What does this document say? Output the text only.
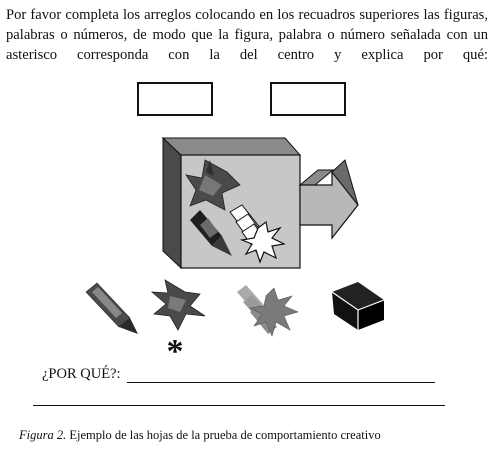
Por favor completa los arreglos colocando en los recuadros superiores las figuras, palabras o números, de modo que la figura, palabra o número señalada con un asterisco corresponda con la del centro y explica por qué:

*
¿POR QUÉ?:
Figura 2. Ejemplo de las hojas de la prueba de comportamiento creativo
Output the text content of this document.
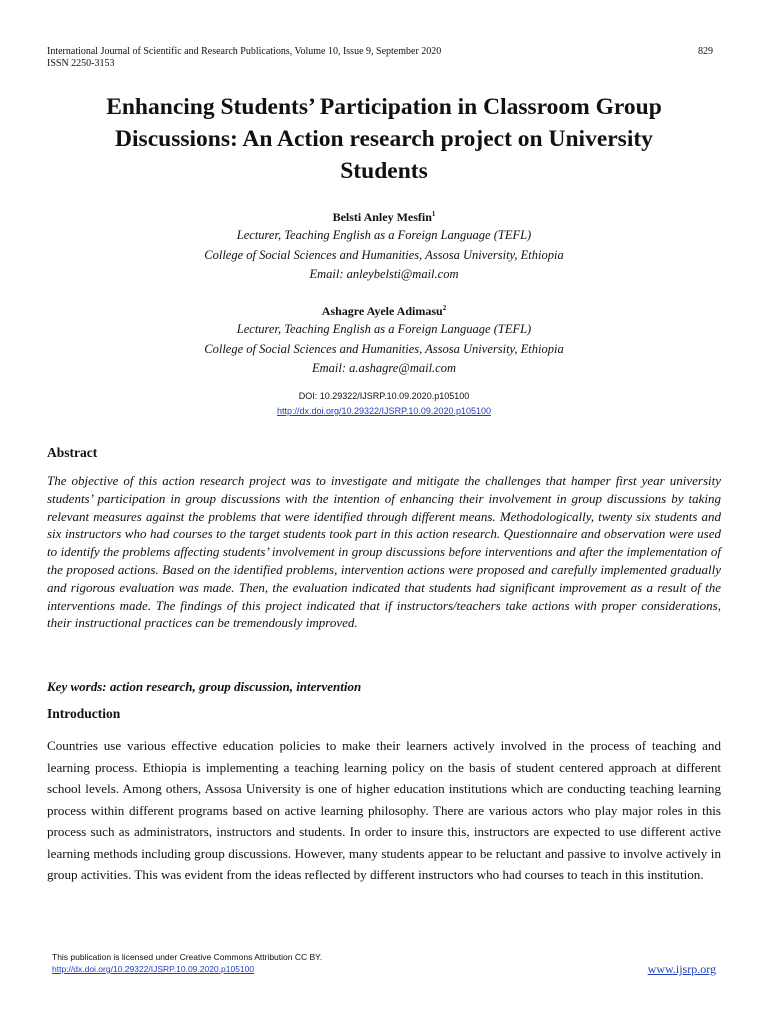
International Journal of Scientific and Research Publications, Volume 10, Issue 9, September 2020
ISSN 2250-3153
829
Enhancing Students’ Participation in Classroom Group
Discussions: An Action research project on University
Students
Belsti Anley Mesfin$^1$
Lecturer, Teaching English as a Foreign Language (TEFL)
College of Social Sciences and Humanities, Assosa University, Ethiopia
Email: anleybelsti@mail.com
Ashagre Ayele Adimasu$^2$
Lecturer, Teaching English as a Foreign Language (TEFL)
College of Social Sciences and Humanities, Assosa University, Ethiopia
Email: a.ashagre@mail.com
DOI: 10.29322/IJSRP.10.09.2020.p105100
http://dx.doi.org/10.29322/IJSRP.10.09.2020.p105100
Abstract
The objective of this action research project was to investigate and mitigate the challenges that hamper first year university students’ participation in group discussions with the intention of enhancing their involvement in group discussions by taking relevant measures against the problems that were identified through different means. Methodologically, twenty six students and six instructors who had courses to the target students took part in this action research. Questionnaire and observation were used to identify the problems affecting students’ involvement in group discussions before interventions and after the implementation of the proposed actions. Based on the identified problems, intervention actions were proposed and carefully implemented gradually and rigorous evaluation was made. Then, the evaluation indicated that students had significant improvement as a result of the interventions made. The findings of this project indicated that if instructors/teachers take actions with proper considerations, their instructional practices can be tremendously improved.
Key words: action research, group discussion, intervention
Introduction
Countries use various effective education policies to make their learners actively involved in the process of teaching and learning process. Ethiopia is implementing a teaching learning policy on the basis of student centered approach at different school levels. Among others, Assosa University is one of higher education institutions which are conducting teaching learning process within different programs based on active learning philosophy. There are various actors who play major roles in this process such as administrators, instructors and students. In order to insure this, instructors are expected to use different active learning methods including group discussions. However, many students appear to be reluctant and passive to involve actively in group activities. This was evident from the ideas reflected by different instructors who had courses to teach in this institution.
This publication is licensed under Creative Commons Attribution CC BY.
http://dx.doi.org/10.29322/IJSRP.10.09.2020.p105100	www.ijsrp.org
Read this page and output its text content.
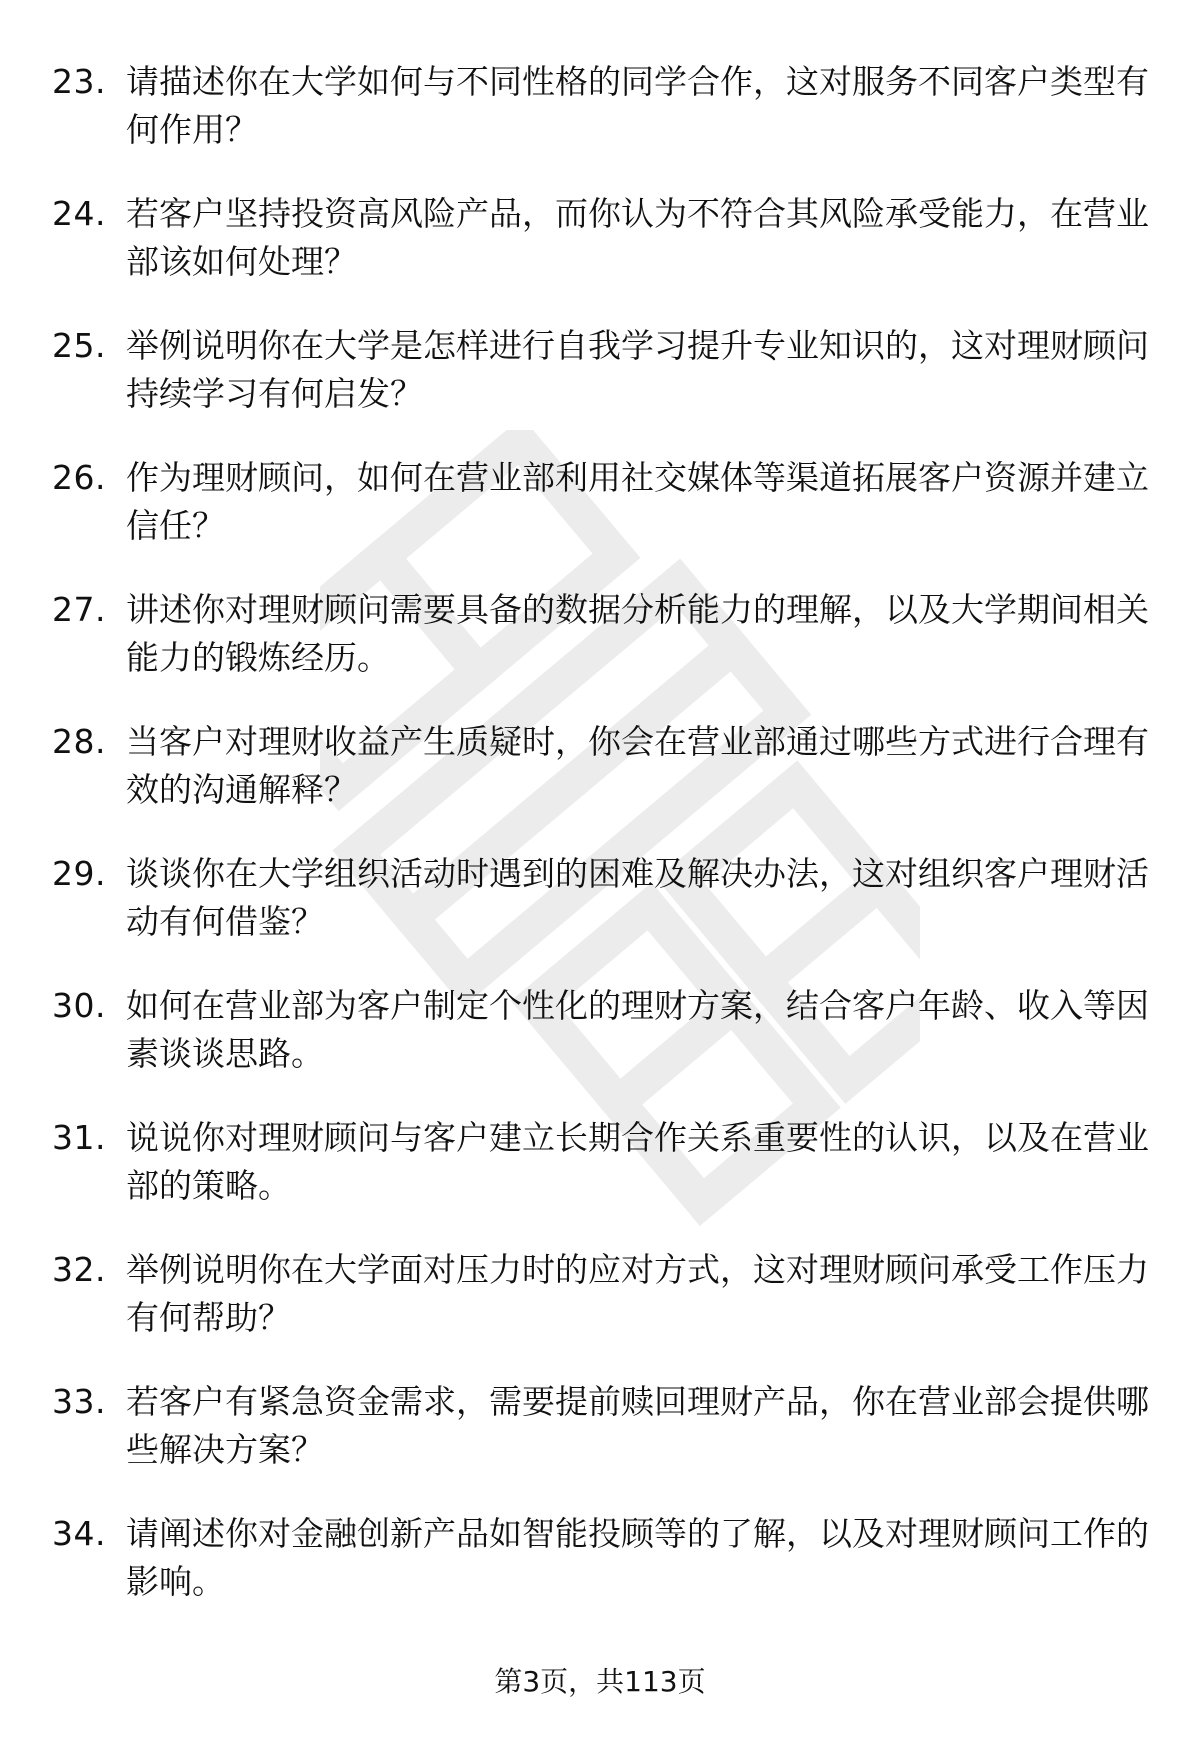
23. 请描述你在大学如何与不同性格的同学合作，这对服务不同客户类型有何作用？
24. 若客户坚持投资高风险产品，而你认为不符合其风险承受能力，在营业部该如何处理？
25. 举例说明你在大学是怎样进行自我学习提升专业知识的，这对理财顾问持续学习有何启发？
26. 作为理财顾问，如何在营业部利用社交媒体等渠道拓展客户资源并建立信任？
27. 讲述你对理财顾问需要具备的数据分析能力的理解，以及大学期间相关能力的锻炼经历。
28. 当客户对理财收益产生质疑时，你会在营业部通过哪些方式进行合理有效的沟通解释？
29. 谈谈你在大学组织活动时遇到的困难及解决办法，这对组织客户理财活动有何借鉴？
30. 如何在营业部为客户制定个性化的理财方案，结合客户年龄、收入等因素谈谈思路。
31. 说说你对理财顾问与客户建立长期合作关系重要性的认识，以及在营业部的策略。
32. 举例说明你在大学面对压力时的应对方式，这对理财顾问承受工作压力有何帮助？
33. 若客户有紧急资金需求，需要提前赎回理财产品，你在营业部会提供哪些解决方案？
34. 请阐述你对金融创新产品如智能投顾等的了解，以及对理财顾问工作的影响。
第3页，共113页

----------

# What is needed
Pictures are not part of the copy; output everything else in the records exactly.

# Solution for this task
What does this document say? Output the text only.
Por favor completa los arreglos colocando en los recuadros superiores las figuras, palabras o números, de modo que la figura, palabra o número señalada con un asterisco corresponda con la del centro y explica por qué:

*
¿POR QUÉ?:
Figura 2. Ejemplo de las hojas de la prueba de comportamiento creativo
Output the text content of this document.
International Journal of Scientific and Research Publications, Volume 10, Issue 9, September 2020
ISSN 2250-3153
829
Enhancing Students’ Participation in Classroom Group
Discussions: An Action research project on University
Students
Belsti Anley Mesfin$^1$
Lecturer, Teaching English as a Foreign Language (TEFL)
College of Social Sciences and Humanities, Assosa University, Ethiopia
Email: anleybelsti@mail.com
Ashagre Ayele Adimasu$^2$
Lecturer, Teaching English as a Foreign Language (TEFL)
College of Social Sciences and Humanities, Assosa University, Ethiopia
Email: a.ashagre@mail.com
DOI: 10.29322/IJSRP.10.09.2020.p105100
http://dx.doi.org/10.29322/IJSRP.10.09.2020.p105100
Abstract
The objective of this action research project was to investigate and mitigate the challenges that hamper first year university students’ participation in group discussions with the intention of enhancing their involvement in group discussions by taking relevant measures against the problems that were identified through different means. Methodologically, twenty six students and six instructors who had courses to the target students took part in this action research. Questionnaire and observation were used to identify the problems affecting students’ involvement in group discussions before interventions and after the implementation of the proposed actions. Based on the identified problems, intervention actions were proposed and carefully implemented gradually and rigorous evaluation was made. Then, the evaluation indicated that students had significant improvement as a result of the interventions made. The findings of this project indicated that if instructors/teachers take actions with proper considerations, their instructional practices can be tremendously improved.
Key words: action research, group discussion, intervention
Introduction
Countries use various effective education policies to make their learners actively involved in the process of teaching and learning process. Ethiopia is implementing a teaching learning policy on the basis of student centered approach at different school levels. Among others, Assosa University is one of higher education institutions which are conducting teaching learning process within different programs based on active learning philosophy. There are various actors who play major roles in this process such as administrators, instructors and students. In order to insure this, instructors are expected to use different active learning methods including group discussions. However, many students appear to be reluctant and passive to involve actively in group activities. This was evident from the ideas reflected by different instructors who had courses to teach in this institution.
This publication is licensed under Creative Commons Attribution CC BY.
http://dx.doi.org/10.29322/IJSRP.10.09.2020.p105100	www.ijsrp.org
Read this page and output its text content.
23. 请描述你在大学如何与不同性格的同学合作，这对服务不同客户类型有何作用？
24. 若客户坚持投资高风险产品，而你认为不符合其风险承受能力，在营业部该如何处理？
25. 举例说明你在大学是怎样进行自我学习提升专业知识的，这对理财顾问持续学习有何启发？
26. 作为理财顾问，如何在营业部利用社交媒体等渠道拓展客户资源并建立信任？
27. 讲述你对理财顾问需要具备的数据分析能力的理解，以及大学期间相关能力的锻炼经历。
28. 当客户对理财收益产生质疑时，你会在营业部通过哪些方式进行合理有效的沟通解释？
29. 谈谈你在大学组织活动时遇到的困难及解决办法，这对组织客户理财活动有何借鉴？
30. 如何在营业部为客户制定个性化的理财方案，结合客户年龄、收入等因素谈谈思路。
31. 说说你对理财顾问与客户建立长期合作关系重要性的认识，以及在营业部的策略。
32. 举例说明你在大学面对压力时的应对方式，这对理财顾问承受工作压力有何帮助？
33. 若客户有紧急资金需求，需要提前赎回理财产品，你在营业部会提供哪些解决方案？
34. 请阐述你对金融创新产品如智能投顾等的了解，以及对理财顾问工作的影响。
第3页，共113页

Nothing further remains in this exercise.